WHAT YOU HAVE TO DO: Please repeat everything from the start of the data below down to the line containing "x-tick-label: 760 — [499, 343, 527, 362]", with that line included and nothing changed.

DATA PROVIDED:
-- START --

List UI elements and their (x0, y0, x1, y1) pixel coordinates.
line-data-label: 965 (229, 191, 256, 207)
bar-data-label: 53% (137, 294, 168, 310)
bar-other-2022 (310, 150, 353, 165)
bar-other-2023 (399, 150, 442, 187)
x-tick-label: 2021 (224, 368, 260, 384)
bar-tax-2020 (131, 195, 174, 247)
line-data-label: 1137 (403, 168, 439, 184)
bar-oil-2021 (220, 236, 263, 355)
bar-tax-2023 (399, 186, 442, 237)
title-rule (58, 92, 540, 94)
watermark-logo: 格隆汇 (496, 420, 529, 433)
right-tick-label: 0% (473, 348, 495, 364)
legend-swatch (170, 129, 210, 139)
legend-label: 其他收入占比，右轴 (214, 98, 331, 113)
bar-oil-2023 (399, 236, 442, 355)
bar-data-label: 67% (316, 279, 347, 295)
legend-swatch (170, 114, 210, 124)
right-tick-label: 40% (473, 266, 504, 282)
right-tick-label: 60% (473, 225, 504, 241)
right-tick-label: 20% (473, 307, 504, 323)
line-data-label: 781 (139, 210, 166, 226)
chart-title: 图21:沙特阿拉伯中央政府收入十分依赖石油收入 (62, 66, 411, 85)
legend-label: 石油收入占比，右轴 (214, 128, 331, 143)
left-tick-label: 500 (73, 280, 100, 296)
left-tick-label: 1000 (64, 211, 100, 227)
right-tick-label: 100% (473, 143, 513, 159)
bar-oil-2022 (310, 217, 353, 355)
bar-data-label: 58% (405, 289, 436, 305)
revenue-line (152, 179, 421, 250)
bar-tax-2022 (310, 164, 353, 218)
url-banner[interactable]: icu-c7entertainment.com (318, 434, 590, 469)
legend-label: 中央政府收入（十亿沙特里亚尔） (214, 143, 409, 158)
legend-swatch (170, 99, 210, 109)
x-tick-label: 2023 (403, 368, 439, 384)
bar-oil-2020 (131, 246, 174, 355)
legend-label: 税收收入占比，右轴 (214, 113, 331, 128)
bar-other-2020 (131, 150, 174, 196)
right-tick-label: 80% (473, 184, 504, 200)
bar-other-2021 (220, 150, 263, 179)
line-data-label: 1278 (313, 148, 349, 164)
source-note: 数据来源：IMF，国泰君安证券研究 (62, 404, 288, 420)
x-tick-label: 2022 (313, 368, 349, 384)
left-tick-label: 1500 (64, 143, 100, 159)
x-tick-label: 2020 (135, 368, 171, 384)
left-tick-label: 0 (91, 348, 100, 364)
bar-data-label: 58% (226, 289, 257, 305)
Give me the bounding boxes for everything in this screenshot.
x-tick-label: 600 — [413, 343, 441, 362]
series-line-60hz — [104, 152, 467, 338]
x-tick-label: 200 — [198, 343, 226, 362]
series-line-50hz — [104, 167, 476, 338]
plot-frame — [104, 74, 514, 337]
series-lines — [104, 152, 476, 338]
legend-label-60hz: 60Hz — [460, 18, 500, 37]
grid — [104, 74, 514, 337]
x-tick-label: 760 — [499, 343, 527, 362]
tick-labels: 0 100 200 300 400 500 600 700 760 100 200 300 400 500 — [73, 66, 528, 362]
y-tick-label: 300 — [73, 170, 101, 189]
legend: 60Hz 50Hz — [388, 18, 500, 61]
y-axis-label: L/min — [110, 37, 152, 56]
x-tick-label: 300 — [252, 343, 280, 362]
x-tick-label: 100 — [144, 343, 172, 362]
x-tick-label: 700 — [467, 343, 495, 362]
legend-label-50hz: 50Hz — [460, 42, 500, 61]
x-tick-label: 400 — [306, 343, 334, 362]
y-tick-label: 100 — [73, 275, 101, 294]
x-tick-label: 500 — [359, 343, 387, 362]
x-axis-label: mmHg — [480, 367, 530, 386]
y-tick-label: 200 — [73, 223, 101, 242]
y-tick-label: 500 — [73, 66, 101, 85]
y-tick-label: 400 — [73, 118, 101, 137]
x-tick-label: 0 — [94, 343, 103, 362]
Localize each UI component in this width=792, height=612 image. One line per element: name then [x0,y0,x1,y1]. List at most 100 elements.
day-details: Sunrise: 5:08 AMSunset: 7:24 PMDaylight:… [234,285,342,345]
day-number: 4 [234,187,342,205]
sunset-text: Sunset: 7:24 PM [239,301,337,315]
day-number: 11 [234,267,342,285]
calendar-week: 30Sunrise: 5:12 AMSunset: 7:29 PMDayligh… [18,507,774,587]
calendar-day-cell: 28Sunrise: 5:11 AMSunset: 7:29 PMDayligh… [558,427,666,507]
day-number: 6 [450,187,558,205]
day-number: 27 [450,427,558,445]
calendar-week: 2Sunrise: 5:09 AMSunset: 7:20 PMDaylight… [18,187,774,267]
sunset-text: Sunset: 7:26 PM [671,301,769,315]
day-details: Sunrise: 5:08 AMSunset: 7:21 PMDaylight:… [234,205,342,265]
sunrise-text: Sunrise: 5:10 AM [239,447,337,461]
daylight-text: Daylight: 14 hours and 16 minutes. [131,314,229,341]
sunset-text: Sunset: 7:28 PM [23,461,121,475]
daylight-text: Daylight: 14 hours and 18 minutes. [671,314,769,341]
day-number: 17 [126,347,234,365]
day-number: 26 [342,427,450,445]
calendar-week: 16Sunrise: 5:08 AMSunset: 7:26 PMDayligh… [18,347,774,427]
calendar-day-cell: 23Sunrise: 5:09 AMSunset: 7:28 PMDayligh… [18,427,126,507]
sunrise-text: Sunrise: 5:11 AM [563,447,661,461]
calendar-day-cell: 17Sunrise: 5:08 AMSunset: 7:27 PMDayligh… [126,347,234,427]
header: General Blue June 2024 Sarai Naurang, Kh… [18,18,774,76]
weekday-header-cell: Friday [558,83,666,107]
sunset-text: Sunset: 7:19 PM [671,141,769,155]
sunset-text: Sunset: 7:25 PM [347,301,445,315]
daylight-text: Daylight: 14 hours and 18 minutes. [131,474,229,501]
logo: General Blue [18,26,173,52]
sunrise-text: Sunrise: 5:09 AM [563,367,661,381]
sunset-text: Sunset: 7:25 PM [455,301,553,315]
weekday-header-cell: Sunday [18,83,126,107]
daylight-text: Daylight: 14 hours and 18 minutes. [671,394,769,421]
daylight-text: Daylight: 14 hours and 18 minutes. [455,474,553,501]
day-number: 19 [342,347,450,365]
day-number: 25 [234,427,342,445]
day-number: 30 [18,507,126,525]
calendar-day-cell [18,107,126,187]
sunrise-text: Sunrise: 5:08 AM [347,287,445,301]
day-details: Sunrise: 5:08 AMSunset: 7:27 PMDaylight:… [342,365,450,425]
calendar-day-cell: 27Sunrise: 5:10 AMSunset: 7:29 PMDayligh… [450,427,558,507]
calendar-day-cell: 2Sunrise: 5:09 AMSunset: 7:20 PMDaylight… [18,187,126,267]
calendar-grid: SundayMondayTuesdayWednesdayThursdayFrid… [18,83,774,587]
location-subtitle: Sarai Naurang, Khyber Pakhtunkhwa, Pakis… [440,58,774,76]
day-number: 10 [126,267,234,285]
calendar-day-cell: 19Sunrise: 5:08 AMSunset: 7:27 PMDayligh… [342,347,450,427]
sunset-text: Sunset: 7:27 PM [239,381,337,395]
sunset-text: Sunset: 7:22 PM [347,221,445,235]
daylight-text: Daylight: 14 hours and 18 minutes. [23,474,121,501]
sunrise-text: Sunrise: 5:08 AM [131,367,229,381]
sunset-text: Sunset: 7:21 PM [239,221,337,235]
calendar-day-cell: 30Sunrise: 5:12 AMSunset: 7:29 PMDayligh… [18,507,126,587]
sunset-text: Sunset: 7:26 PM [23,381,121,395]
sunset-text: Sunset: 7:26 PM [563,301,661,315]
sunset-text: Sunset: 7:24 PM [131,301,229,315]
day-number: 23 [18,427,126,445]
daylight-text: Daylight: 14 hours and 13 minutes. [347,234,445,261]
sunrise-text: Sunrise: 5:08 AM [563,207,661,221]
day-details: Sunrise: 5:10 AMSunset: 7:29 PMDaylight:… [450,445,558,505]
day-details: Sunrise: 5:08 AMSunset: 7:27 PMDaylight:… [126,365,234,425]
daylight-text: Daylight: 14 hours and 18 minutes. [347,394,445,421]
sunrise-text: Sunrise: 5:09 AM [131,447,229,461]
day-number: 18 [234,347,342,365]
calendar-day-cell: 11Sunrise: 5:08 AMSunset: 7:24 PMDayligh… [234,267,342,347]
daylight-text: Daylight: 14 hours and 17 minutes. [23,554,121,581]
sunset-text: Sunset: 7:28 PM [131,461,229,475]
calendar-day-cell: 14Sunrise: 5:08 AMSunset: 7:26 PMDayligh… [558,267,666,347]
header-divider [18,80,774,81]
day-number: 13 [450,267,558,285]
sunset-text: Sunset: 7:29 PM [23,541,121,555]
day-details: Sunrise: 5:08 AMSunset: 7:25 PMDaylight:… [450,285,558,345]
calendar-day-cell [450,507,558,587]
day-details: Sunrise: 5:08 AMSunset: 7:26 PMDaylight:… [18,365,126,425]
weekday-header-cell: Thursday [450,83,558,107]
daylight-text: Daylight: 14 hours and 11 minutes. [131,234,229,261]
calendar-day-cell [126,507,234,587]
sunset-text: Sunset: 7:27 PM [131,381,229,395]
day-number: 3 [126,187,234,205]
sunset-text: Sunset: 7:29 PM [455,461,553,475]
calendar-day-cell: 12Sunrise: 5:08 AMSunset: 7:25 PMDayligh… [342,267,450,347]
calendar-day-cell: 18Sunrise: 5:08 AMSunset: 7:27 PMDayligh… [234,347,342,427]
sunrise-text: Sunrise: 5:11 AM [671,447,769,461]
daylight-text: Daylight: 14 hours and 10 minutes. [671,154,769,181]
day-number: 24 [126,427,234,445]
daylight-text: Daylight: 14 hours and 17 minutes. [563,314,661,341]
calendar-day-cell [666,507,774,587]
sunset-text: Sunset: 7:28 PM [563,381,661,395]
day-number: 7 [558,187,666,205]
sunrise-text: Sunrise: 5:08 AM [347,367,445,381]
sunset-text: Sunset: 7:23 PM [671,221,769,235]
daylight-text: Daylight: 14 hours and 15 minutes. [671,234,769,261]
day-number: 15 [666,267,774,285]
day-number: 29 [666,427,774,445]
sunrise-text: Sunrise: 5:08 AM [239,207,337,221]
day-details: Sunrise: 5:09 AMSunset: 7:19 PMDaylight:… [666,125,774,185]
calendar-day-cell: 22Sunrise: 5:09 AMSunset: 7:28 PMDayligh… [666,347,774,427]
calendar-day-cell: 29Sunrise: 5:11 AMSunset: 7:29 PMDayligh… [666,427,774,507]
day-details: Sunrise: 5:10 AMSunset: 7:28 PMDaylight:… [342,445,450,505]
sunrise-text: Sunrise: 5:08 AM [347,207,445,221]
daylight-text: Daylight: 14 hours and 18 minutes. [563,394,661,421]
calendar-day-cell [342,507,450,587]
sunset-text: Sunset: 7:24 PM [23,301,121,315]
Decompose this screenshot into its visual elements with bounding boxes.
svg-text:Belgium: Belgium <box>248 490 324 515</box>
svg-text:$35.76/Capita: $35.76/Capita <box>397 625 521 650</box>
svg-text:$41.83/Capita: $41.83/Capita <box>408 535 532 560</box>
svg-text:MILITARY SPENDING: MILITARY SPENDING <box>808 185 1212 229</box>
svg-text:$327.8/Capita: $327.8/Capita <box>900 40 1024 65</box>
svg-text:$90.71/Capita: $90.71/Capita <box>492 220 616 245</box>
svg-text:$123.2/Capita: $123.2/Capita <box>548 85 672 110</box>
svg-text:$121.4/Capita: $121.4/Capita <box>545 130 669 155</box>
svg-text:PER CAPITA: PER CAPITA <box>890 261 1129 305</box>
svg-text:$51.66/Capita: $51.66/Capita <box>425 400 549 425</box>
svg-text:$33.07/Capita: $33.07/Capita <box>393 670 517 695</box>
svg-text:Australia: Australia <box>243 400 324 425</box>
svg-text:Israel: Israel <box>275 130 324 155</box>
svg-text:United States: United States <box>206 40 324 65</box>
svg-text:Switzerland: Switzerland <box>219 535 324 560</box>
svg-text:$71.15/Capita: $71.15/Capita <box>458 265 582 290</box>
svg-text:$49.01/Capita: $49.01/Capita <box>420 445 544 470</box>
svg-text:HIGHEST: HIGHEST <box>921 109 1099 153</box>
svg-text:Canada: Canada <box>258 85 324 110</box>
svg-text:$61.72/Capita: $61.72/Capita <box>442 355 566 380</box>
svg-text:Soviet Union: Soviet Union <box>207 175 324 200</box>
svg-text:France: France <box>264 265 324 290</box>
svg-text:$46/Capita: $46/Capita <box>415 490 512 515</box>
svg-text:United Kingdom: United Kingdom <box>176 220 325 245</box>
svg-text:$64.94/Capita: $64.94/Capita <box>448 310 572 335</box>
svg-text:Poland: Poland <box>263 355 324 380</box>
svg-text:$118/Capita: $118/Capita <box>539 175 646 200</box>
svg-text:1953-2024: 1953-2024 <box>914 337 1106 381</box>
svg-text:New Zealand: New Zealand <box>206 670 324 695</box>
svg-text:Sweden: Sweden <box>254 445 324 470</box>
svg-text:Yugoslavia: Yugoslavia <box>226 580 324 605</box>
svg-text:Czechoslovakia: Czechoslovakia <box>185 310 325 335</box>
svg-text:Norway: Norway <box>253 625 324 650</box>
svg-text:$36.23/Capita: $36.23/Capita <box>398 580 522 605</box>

-- END --

RESPONSE TO THIS EXERCISE:
List UI elements and their (x0, y0, x1, y1) pixel coordinates.
line-data-label: 965 (229, 191, 256, 207)
bar-data-label: 53% (137, 294, 168, 310)
bar-other-2022 (310, 150, 353, 165)
bar-other-2023 (399, 150, 442, 187)
x-tick-label: 2021 (224, 368, 260, 384)
bar-tax-2020 (131, 195, 174, 247)
line-data-label: 1137 (403, 168, 439, 184)
bar-oil-2021 (220, 236, 263, 355)
bar-tax-2023 (399, 186, 442, 237)
title-rule (58, 92, 540, 94)
watermark-logo: 格隆汇 (496, 420, 529, 433)
right-tick-label: 0% (473, 348, 495, 364)
legend-swatch (170, 129, 210, 139)
legend-label: 其他收入占比，右轴 (214, 98, 331, 113)
bar-oil-2023 (399, 236, 442, 355)
bar-data-label: 67% (316, 279, 347, 295)
legend-swatch (170, 114, 210, 124)
right-tick-label: 40% (473, 266, 504, 282)
right-tick-label: 60% (473, 225, 504, 241)
right-tick-label: 20% (473, 307, 504, 323)
line-data-label: 781 (139, 210, 166, 226)
chart-title: 图21:沙特阿拉伯中央政府收入十分依赖石油收入 (62, 66, 411, 85)
legend-label: 石油收入占比，右轴 (214, 128, 331, 143)
left-tick-label: 500 (73, 280, 100, 296)
left-tick-label: 1000 (64, 211, 100, 227)
right-tick-label: 100% (473, 143, 513, 159)
bar-oil-2022 (310, 217, 353, 355)
bar-data-label: 58% (405, 289, 436, 305)
revenue-line (152, 179, 421, 250)
bar-tax-2022 (310, 164, 353, 218)
url-banner[interactable]: icu-c7entertainment.com (318, 434, 590, 469)
legend-label: 中央政府收入（十亿沙特里亚尔） (214, 143, 409, 158)
legend-swatch (170, 99, 210, 109)
x-tick-label: 2023 (403, 368, 439, 384)
bar-oil-2020 (131, 246, 174, 355)
legend-label: 税收收入占比，右轴 (214, 113, 331, 128)
bar-other-2020 (131, 150, 174, 196)
right-tick-label: 80% (473, 184, 504, 200)
bar-other-2021 (220, 150, 263, 179)
line-data-label: 1278 (313, 148, 349, 164)
source-note: 数据来源：IMF，国泰君安证券研究 (62, 404, 288, 420)
x-tick-label: 2022 (313, 368, 349, 384)
left-tick-label: 1500 (64, 143, 100, 159)
x-tick-label: 2020 (135, 368, 171, 384)
left-tick-label: 0 (91, 348, 100, 364)
bar-data-label: 58% (226, 289, 257, 305)
Give me the bounding boxes for everything in this screenshot.
x-tick-label: 600 — [413, 343, 441, 362]
series-line-60hz — [104, 152, 467, 338]
x-tick-label: 200 — [198, 343, 226, 362]
series-line-50hz — [104, 167, 476, 338]
plot-frame — [104, 74, 514, 337]
series-lines — [104, 152, 476, 338]
legend-label-60hz: 60Hz — [460, 18, 500, 37]
grid — [104, 74, 514, 337]
x-tick-label: 760 — [499, 343, 527, 362]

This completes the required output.